***** Data for processing *****
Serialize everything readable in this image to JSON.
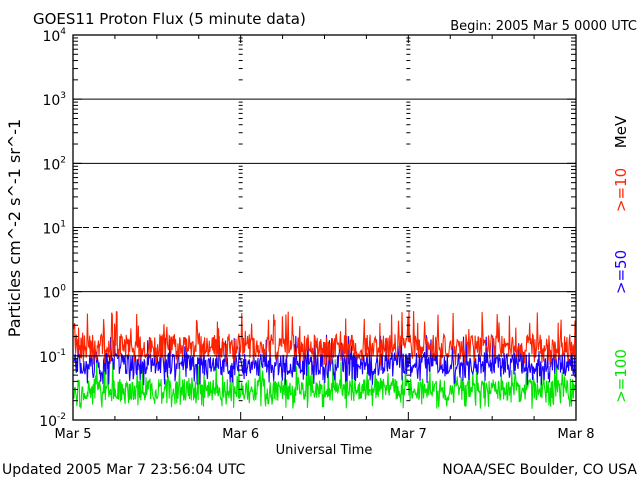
{
  "header": {
    "title": "GOES11 Proton Flux (5 minute data)",
    "begin": "Begin: 2005 Mar 5 0000 UTC"
  },
  "footer": {
    "updated": "Updated 2005 Mar  7 23:56:04 UTC",
    "credit": "NOAA/SEC Boulder, CO USA"
  },
  "colors": {
    "ge10": "#ff2200",
    "ge50": "#1a00ff",
    "ge100": "#00e400",
    "axis": "#000000"
  },
  "chart_data": {
    "type": "line",
    "title": "GOES11 Proton Flux (5 minute data)",
    "xlabel": "Universal Time",
    "ylabel": "Particles cm^-2 s^-1 sr^-1",
    "yscale": "log",
    "ylim": [
      0.01,
      10000
    ],
    "xlim": [
      "Mar 5",
      "Mar 8"
    ],
    "x_ticks": [
      "Mar 5",
      "Mar 6",
      "Mar 7",
      "Mar 8"
    ],
    "y_ticks": [
      {
        "base": "10",
        "exp": "-2"
      },
      {
        "base": "10",
        "exp": "-1"
      },
      {
        "base": "10",
        "exp": "0"
      },
      {
        "base": "10",
        "exp": "1"
      },
      {
        "base": "10",
        "exp": "2"
      },
      {
        "base": "10",
        "exp": "3"
      },
      {
        "base": "10",
        "exp": "4"
      }
    ],
    "reference_lines": [
      {
        "value": 1000,
        "style": "solid"
      },
      {
        "value": 100,
        "style": "solid"
      },
      {
        "value": 10,
        "style": "dashed"
      },
      {
        "value": 1,
        "style": "solid"
      },
      {
        "value": 0.1,
        "style": "solid"
      }
    ],
    "right_labels": [
      {
        "text": "MeV",
        "color": "#000000"
      },
      {
        "text": ">=10",
        "color": "#ff2200"
      },
      {
        "text": ">=50",
        "color": "#1a00ff"
      },
      {
        "text": ">=100",
        "color": "#00e400"
      }
    ],
    "series": [
      {
        "name": ">=10",
        "color": "#ff2200",
        "typical": 0.14,
        "range": [
          0.07,
          0.5
        ]
      },
      {
        "name": ">=50",
        "color": "#1a00ff",
        "typical": 0.075,
        "range": [
          0.035,
          0.22
        ]
      },
      {
        "name": ">=100",
        "color": "#00e400",
        "typical": 0.03,
        "range": [
          0.015,
          0.09
        ]
      }
    ]
  }
}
*****
> [Written request] Copy every line of the entries above in which "value" occurs.

> [Task output]
        "value": 1000,
        "value": 100,
        "value": 10,
        "value": 1,
        "value": 0.1,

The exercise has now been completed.